* **TASK STATEMENT**
Rewrite all the lines below with each "value-cell" replaced by "amount-cell" and nothing else changed. Leave the pictures out.

* START *

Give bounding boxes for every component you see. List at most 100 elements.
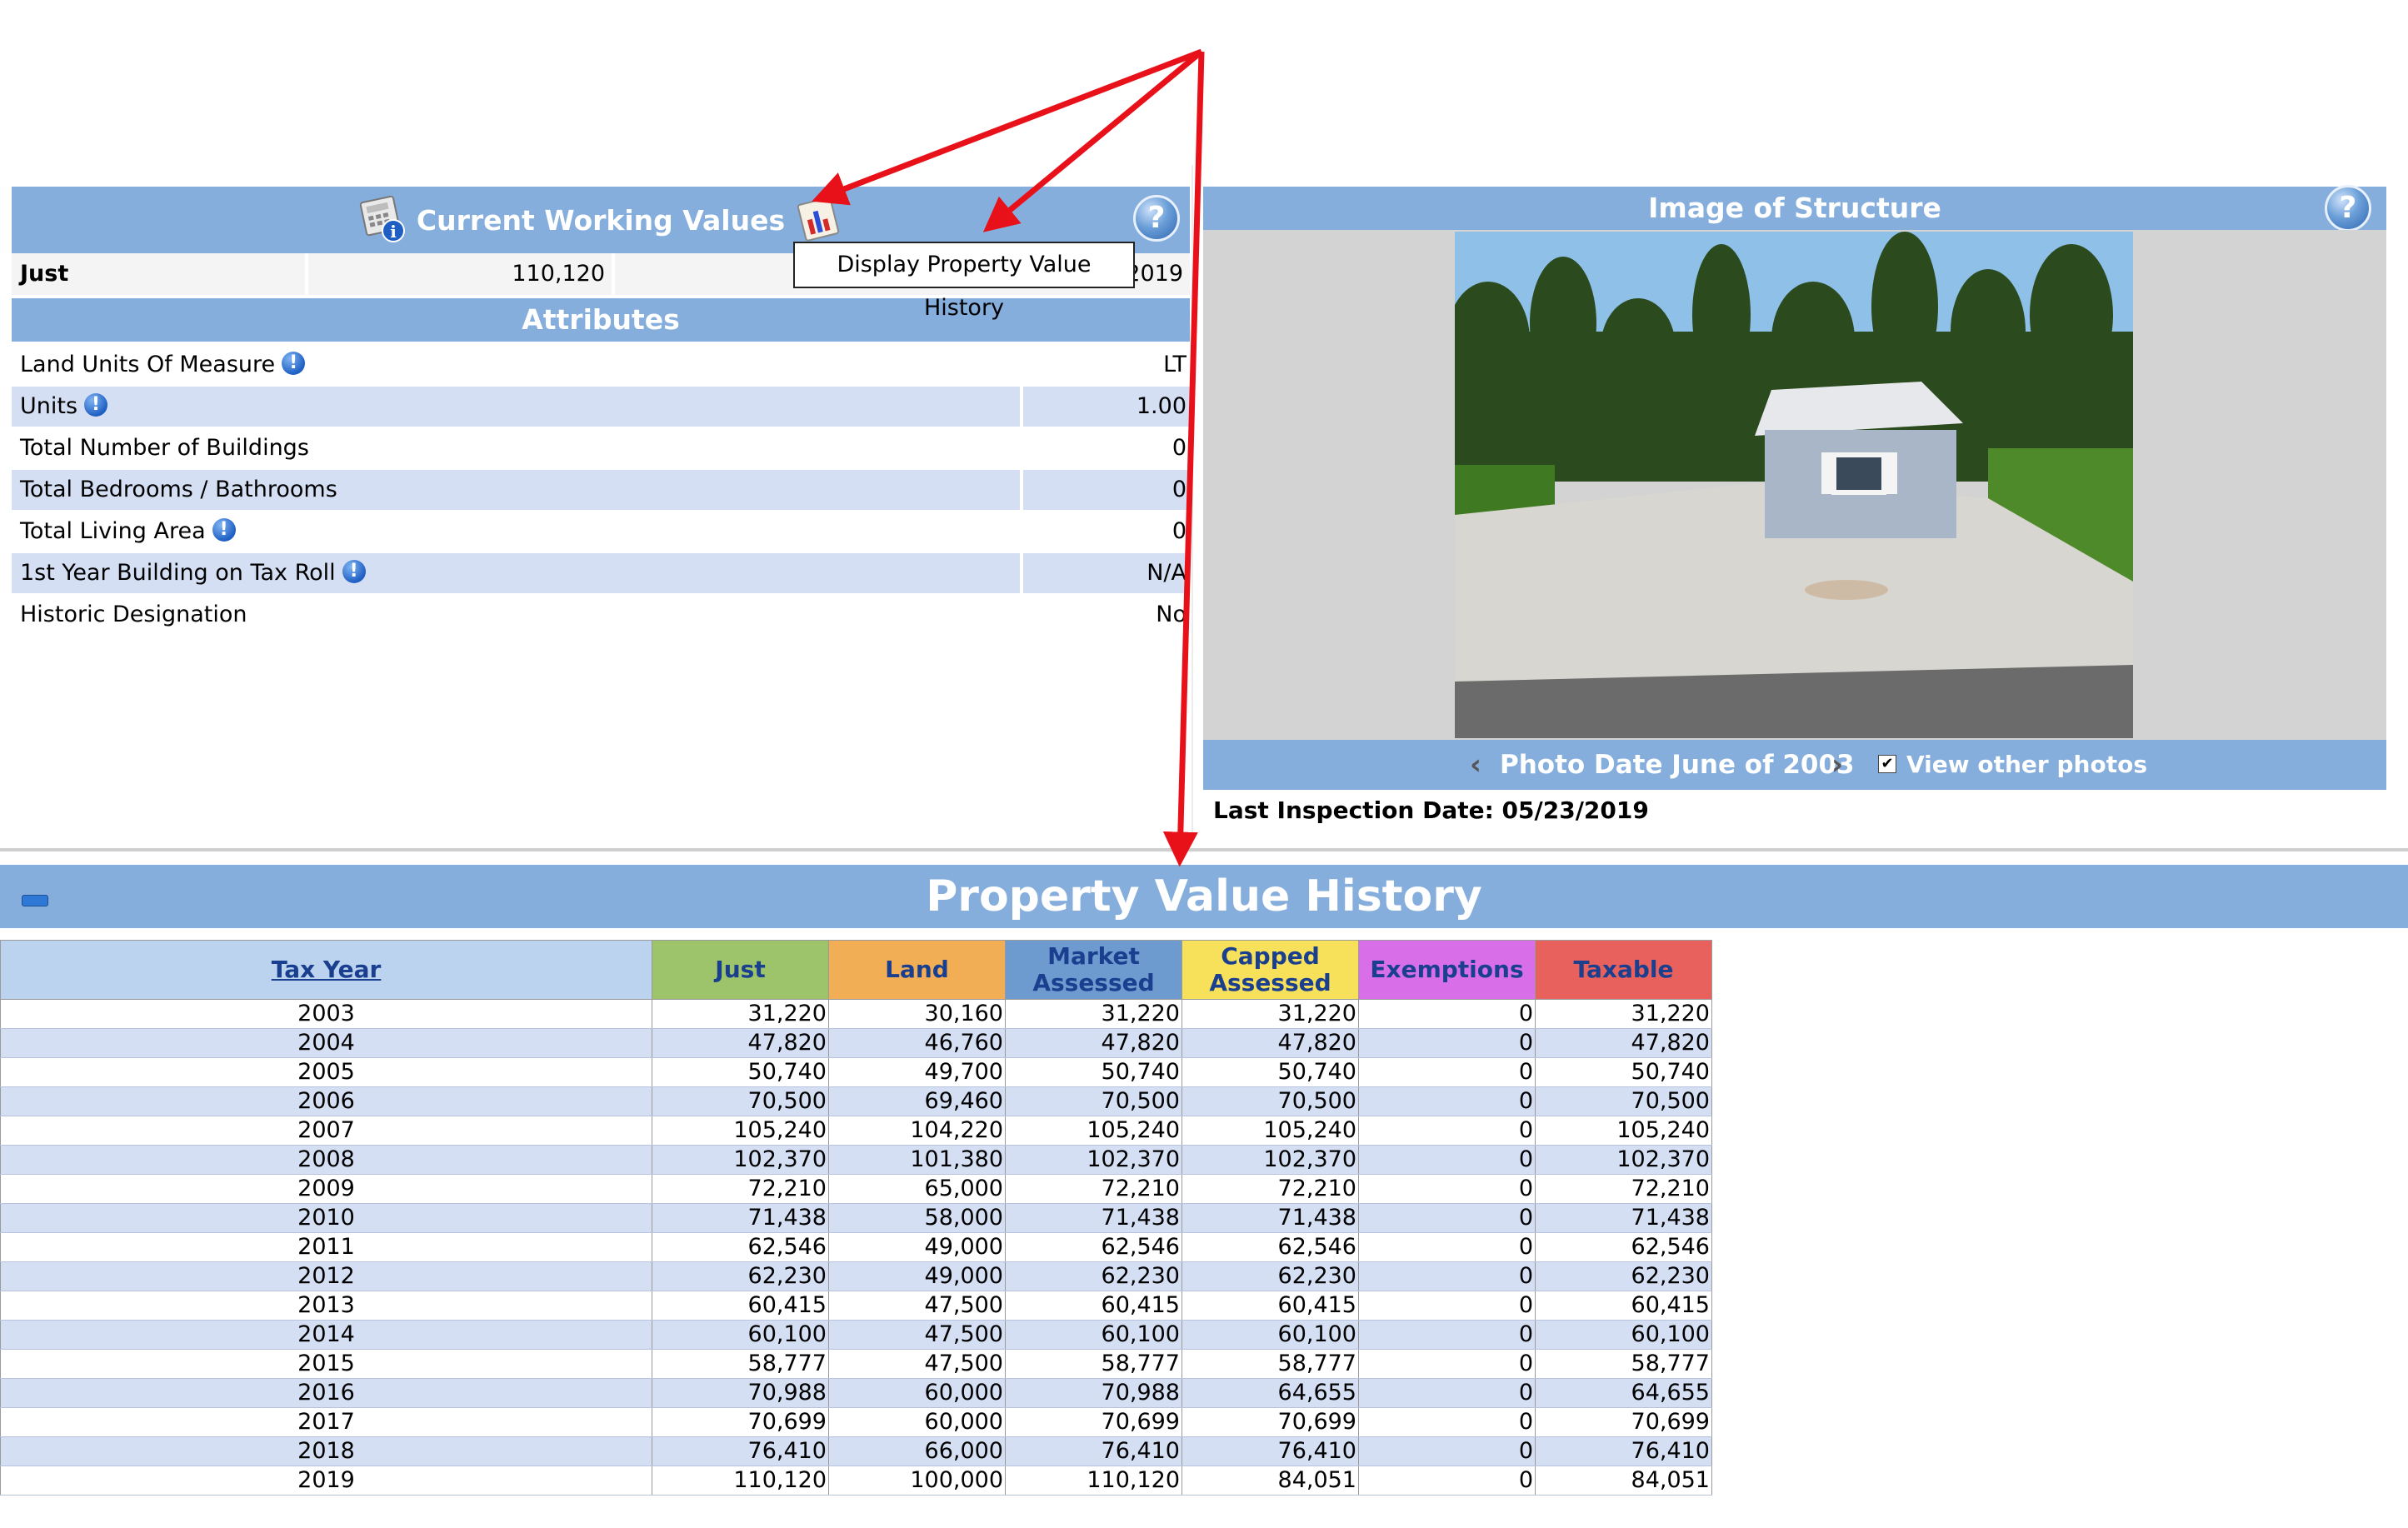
- value-cell: 50,740: [1535, 1057, 1712, 1087]
- value-cell: 60,000: [828, 1407, 1006, 1437]
- value-cell: 110,120: [652, 1466, 829, 1496]
- collapse-section-icon[interactable]: [22, 895, 48, 906]
- value-cell: 62,230: [1535, 1261, 1712, 1291]
- image-help-button[interactable]: ?: [2325, 185, 2371, 232]
- value-cell: 76,410: [1182, 1436, 1359, 1466]
- table-row: 2009 72,210 65,000 72,210 72,210 0 72,210: [0, 1174, 1712, 1204]
- table-row: 2016 70,988 60,000 70,988 64,655 0 64,655: [0, 1378, 1712, 1408]
- tax-year-cell: 2016: [0, 1378, 652, 1408]
- attribute-value: LT: [1163, 352, 1187, 377]
- next-photo-icon[interactable]: ›: [1831, 740, 1843, 790]
- calculator-info-icon: i: [358, 195, 407, 244]
- value-cell: 47,820: [1535, 1028, 1712, 1058]
- attribute-row-historic-designation: Historic Designation No: [12, 595, 1190, 635]
- value-cell: 0: [1358, 1057, 1536, 1087]
- structure-photo[interactable]: [1455, 232, 2133, 738]
- attribute-value: 0: [1023, 470, 1190, 510]
- tax-year-cell: 2019: [0, 1466, 652, 1496]
- value-history-chart-icon[interactable]: [795, 196, 843, 244]
- just-value: 110,120: [308, 253, 612, 295]
- tax-year-cell: 2005: [0, 1057, 652, 1087]
- value-cell: 31,220: [1535, 999, 1712, 1029]
- value-cell: 60,000: [828, 1378, 1006, 1408]
- photo-navigation-bar: ‹ Photo Date June of 2003 › ✔ View other…: [1203, 740, 2386, 790]
- value-cell: 70,500: [652, 1086, 829, 1116]
- attribute-row-buildings: Total Number of Buildings 0: [12, 428, 1190, 468]
- value-cell: 0: [1358, 1407, 1536, 1437]
- value-cell: 47,820: [652, 1028, 829, 1058]
- attribute-row-living-area: Total Living Area! 0: [12, 512, 1190, 552]
- column-header-taxable: Taxable: [1535, 940, 1712, 1000]
- value-cell: 60,100: [1182, 1320, 1359, 1350]
- value-cell: 50,740: [1182, 1057, 1359, 1087]
- column-header-market-assessed: Market Assessed: [1005, 940, 1182, 1000]
- value-cell: 0: [1358, 1349, 1536, 1379]
- attribute-row-units: Units! 1.00: [12, 387, 1190, 427]
- info-icon[interactable]: !: [212, 517, 236, 542]
- value-cell: 71,438: [1182, 1203, 1359, 1233]
- help-button[interactable]: ?: [1133, 195, 1180, 242]
- attribute-value: 0: [1172, 518, 1187, 544]
- attribute-label: Total Number of Buildings: [20, 435, 309, 461]
- value-cell: 105,240: [652, 1116, 829, 1146]
- value-cell: 84,051: [1535, 1466, 1712, 1496]
- tax-year-cell: 2011: [0, 1232, 652, 1262]
- attribute-row-land-units: Land Units Of Measure! LT: [12, 345, 1190, 385]
- info-icon[interactable]: !: [84, 392, 108, 417]
- value-cell: 60,415: [1182, 1291, 1359, 1321]
- value-cell: 58,000: [828, 1203, 1006, 1233]
- value-cell: 70,699: [652, 1407, 829, 1437]
- value-cell: 0: [1358, 1086, 1536, 1116]
- tax-year-cell: 2007: [0, 1116, 652, 1146]
- column-header-tax-year[interactable]: Tax Year: [0, 940, 652, 1000]
- info-icon[interactable]: !: [282, 351, 306, 375]
- value-cell: 0: [1358, 1466, 1536, 1496]
- tax-year-cell: 2018: [0, 1436, 652, 1466]
- value-cell: 0: [1358, 1145, 1536, 1175]
- value-cell: 62,230: [1005, 1261, 1182, 1291]
- current-working-values-title: Current Working Values: [416, 203, 786, 237]
- attribute-row-bedrooms-bathrooms: Total Bedrooms / Bathrooms 0: [12, 470, 1190, 510]
- value-cell: 0: [1358, 1261, 1536, 1291]
- value-cell: 58,777: [1182, 1349, 1359, 1379]
- value-cell: 102,370: [652, 1145, 829, 1175]
- value-cell: 49,700: [828, 1057, 1006, 1087]
- value-cell: 0: [1358, 1436, 1536, 1466]
- value-cell: 65,000: [828, 1174, 1006, 1204]
- value-cell: 102,370: [1182, 1145, 1359, 1175]
- value-cell: 72,210: [652, 1174, 829, 1204]
- value-cell: 46,760: [828, 1028, 1006, 1058]
- view-other-photos-checkbox[interactable]: ✔: [1878, 755, 1896, 773]
- value-cell: 70,988: [1005, 1378, 1182, 1408]
- attribute-value: 0: [1172, 435, 1187, 461]
- value-cell: 104,220: [828, 1116, 1006, 1146]
- value-cell: 71,438: [1005, 1203, 1182, 1233]
- value-cell: 76,410: [1535, 1436, 1712, 1466]
- value-cell: 31,220: [652, 999, 829, 1029]
- value-cell: 62,546: [1005, 1232, 1182, 1262]
- value-cell: 70,500: [1535, 1086, 1712, 1116]
- table-row: 2007 105,240 104,220 105,240 105,240 0 105,240: [0, 1116, 1712, 1146]
- value-cell: 62,230: [652, 1261, 829, 1291]
- value-cell: 0: [1358, 999, 1536, 1029]
- value-cell: 62,546: [1182, 1232, 1359, 1262]
- value-cell: 0: [1358, 1232, 1536, 1262]
- tax-year-cell: 2008: [0, 1145, 652, 1175]
- previous-photo-icon[interactable]: ‹: [1470, 740, 1481, 790]
- value-cell: 49,000: [828, 1232, 1006, 1262]
- table-row: 2004 47,820 46,760 47,820 47,820 0 47,820: [0, 1028, 1712, 1058]
- tax-year-cell: 2017: [0, 1407, 652, 1437]
- value-cell: 60,415: [1005, 1291, 1182, 1321]
- table-row: 2017 70,699 60,000 70,699 70,699 0 70,699: [0, 1407, 1712, 1437]
- value-cell: 30,160: [828, 999, 1006, 1029]
- value-cell: 102,370: [1535, 1145, 1712, 1175]
- info-icon[interactable]: !: [342, 559, 366, 583]
- table-row: 2010 71,438 58,000 71,438 71,438 0 71,438: [0, 1203, 1712, 1233]
- attribute-value: N/A: [1023, 553, 1190, 593]
- attribute-label: Units!: [12, 387, 1020, 427]
- view-other-photos-label[interactable]: View other photos: [1906, 740, 2147, 790]
- value-history-table: Tax Year Just Land Market Assessed Cappe…: [0, 940, 1712, 1496]
- value-cell: 0: [1358, 1291, 1536, 1321]
- value-cell: 69,460: [828, 1086, 1006, 1116]
- value-cell: 102,370: [1005, 1145, 1182, 1175]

* END *

* **EXERCISE RESULT**
Give bounding boxes for every component you see. List at most 100 elements.
- amount-cell: 50,740: [1535, 1057, 1712, 1087]
- amount-cell: 60,000: [828, 1407, 1006, 1437]
- amount-cell: 110,120: [652, 1466, 829, 1496]
- collapse-section-icon[interactable]: [22, 895, 48, 906]
- amount-cell: 62,230: [1535, 1261, 1712, 1291]
- image-help-button[interactable]: ?: [2325, 185, 2371, 232]
- amount-cell: 76,410: [1182, 1436, 1359, 1466]
- table-row: 2009 72,210 65,000 72,210 72,210 0 72,210: [0, 1174, 1712, 1204]
- table-row: 2016 70,988 60,000 70,988 64,655 0 64,655: [0, 1378, 1712, 1408]
- tax-year-cell: 2016: [0, 1378, 652, 1408]
- attribute-value: LT: [1163, 352, 1187, 377]
- next-photo-icon[interactable]: ›: [1831, 740, 1843, 790]
- calculator-info-icon: i: [358, 195, 407, 244]
- amount-cell: 47,820: [1535, 1028, 1712, 1058]
- attribute-row-historic-designation: Historic Designation No: [12, 595, 1190, 635]
- amount-cell: 0: [1358, 1057, 1536, 1087]
- structure-photo[interactable]: [1455, 232, 2133, 738]
- attribute-value: 0: [1023, 470, 1190, 510]
- tax-year-cell: 2019: [0, 1466, 652, 1496]
- value-history-chart-icon[interactable]: [795, 196, 843, 244]
- just-value: 110,120: [308, 253, 612, 295]
- tax-year-cell: 2005: [0, 1057, 652, 1087]
- amount-cell: 31,220: [1535, 999, 1712, 1029]
- amount-cell: 60,000: [828, 1378, 1006, 1408]
- photo-navigation-bar: ‹ Photo Date June of 2003 › ✔ View other…: [1203, 740, 2386, 790]
- amount-cell: 70,500: [652, 1086, 829, 1116]
- attribute-row-buildings: Total Number of Buildings 0: [12, 428, 1190, 468]
- amount-cell: 0: [1358, 1407, 1536, 1437]
- amount-cell: 47,820: [652, 1028, 829, 1058]
- attribute-row-living-area: Total Living Area! 0: [12, 512, 1190, 552]
- column-header-taxable: Taxable: [1535, 940, 1712, 1000]
- amount-cell: 60,100: [1182, 1320, 1359, 1350]
- amount-cell: 50,740: [1182, 1057, 1359, 1087]
- column-header-market-assessed: Market Assessed: [1005, 940, 1182, 1000]
- amount-cell: 0: [1358, 1349, 1536, 1379]
- attribute-row-units: Units! 1.00: [12, 387, 1190, 427]
- info-icon[interactable]: !: [212, 517, 236, 542]
- amount-cell: 71,438: [1182, 1203, 1359, 1233]
- help-button[interactable]: ?: [1133, 195, 1180, 242]
- attribute-value: 0: [1172, 518, 1187, 544]
- attribute-label: Total Number of Buildings: [20, 435, 309, 461]
- amount-cell: 105,240: [652, 1116, 829, 1146]
- amount-cell: 84,051: [1535, 1466, 1712, 1496]
- tax-year-cell: 2011: [0, 1232, 652, 1262]
- attribute-row-land-units: Land Units Of Measure! LT: [12, 345, 1190, 385]
- info-icon[interactable]: !: [84, 392, 108, 417]
- amount-cell: 60,415: [1182, 1291, 1359, 1321]
- amount-cell: 58,000: [828, 1203, 1006, 1233]
- amount-cell: 70,699: [652, 1407, 829, 1437]
- amount-cell: 0: [1358, 1086, 1536, 1116]
- tax-year-cell: 2007: [0, 1116, 652, 1146]
- column-header-tax-year[interactable]: Tax Year: [0, 940, 652, 1000]
- info-icon[interactable]: !: [282, 351, 306, 375]
- amount-cell: 0: [1358, 1466, 1536, 1496]
- tax-year-cell: 2018: [0, 1436, 652, 1466]
- amount-cell: 0: [1358, 1145, 1536, 1175]
- amount-cell: 62,230: [1005, 1261, 1182, 1291]
- current-working-values-title: Current Working Values: [416, 203, 786, 237]
- attribute-row-bedrooms-bathrooms: Total Bedrooms / Bathrooms 0: [12, 470, 1190, 510]
- amount-cell: 0: [1358, 1261, 1536, 1291]
- amount-cell: 58,777: [1182, 1349, 1359, 1379]
- amount-cell: 102,370: [652, 1145, 829, 1175]
- amount-cell: 49,700: [828, 1057, 1006, 1087]
- amount-cell: 0: [1358, 1436, 1536, 1466]
- amount-cell: 65,000: [828, 1174, 1006, 1204]
- amount-cell: 102,370: [1182, 1145, 1359, 1175]
- amount-cell: 72,210: [652, 1174, 829, 1204]
- amount-cell: 46,760: [828, 1028, 1006, 1058]
- view-other-photos-checkbox[interactable]: ✔: [1878, 755, 1896, 773]
- amount-cell: 70,988: [1005, 1378, 1182, 1408]
- attribute-value: 0: [1172, 435, 1187, 461]
- amount-cell: 104,220: [828, 1116, 1006, 1146]
- amount-cell: 71,438: [1005, 1203, 1182, 1233]
- amount-cell: 76,410: [1535, 1436, 1712, 1466]
- amount-cell: 31,220: [652, 999, 829, 1029]
- amount-cell: 62,546: [1005, 1232, 1182, 1262]
- amount-cell: 70,500: [1535, 1086, 1712, 1116]
- table-row: 2007 105,240 104,220 105,240 105,240 0 105,240: [0, 1116, 1712, 1146]
- amount-cell: 62,230: [652, 1261, 829, 1291]
- amount-cell: 0: [1358, 999, 1536, 1029]
- amount-cell: 62,546: [1182, 1232, 1359, 1262]
- amount-cell: 0: [1358, 1232, 1536, 1262]
- tax-year-cell: 2008: [0, 1145, 652, 1175]
- previous-photo-icon[interactable]: ‹: [1470, 740, 1481, 790]
- amount-cell: 49,000: [828, 1232, 1006, 1262]
- table-row: 2004 47,820 46,760 47,820 47,820 0 47,820: [0, 1028, 1712, 1058]
- tax-year-cell: 2017: [0, 1407, 652, 1437]
- amount-cell: 60,415: [1005, 1291, 1182, 1321]
- table-row: 2017 70,699 60,000 70,699 70,699 0 70,699: [0, 1407, 1712, 1437]
- amount-cell: 30,160: [828, 999, 1006, 1029]
- amount-cell: 102,370: [1535, 1145, 1712, 1175]
- info-icon[interactable]: !: [342, 559, 366, 583]
- table-row: 2010 71,438 58,000 71,438 71,438 0 71,438: [0, 1203, 1712, 1233]
- attribute-value: N/A: [1023, 553, 1190, 593]
- attribute-label: Units!: [12, 387, 1020, 427]
- view-other-photos-label[interactable]: View other photos: [1906, 740, 2147, 790]
- value-history-table: Tax Year Just Land Market Assessed Cappe…: [0, 940, 1712, 1496]
- amount-cell: 0: [1358, 1291, 1536, 1321]
- amount-cell: 69,460: [828, 1086, 1006, 1116]
- amount-cell: 102,370: [1005, 1145, 1182, 1175]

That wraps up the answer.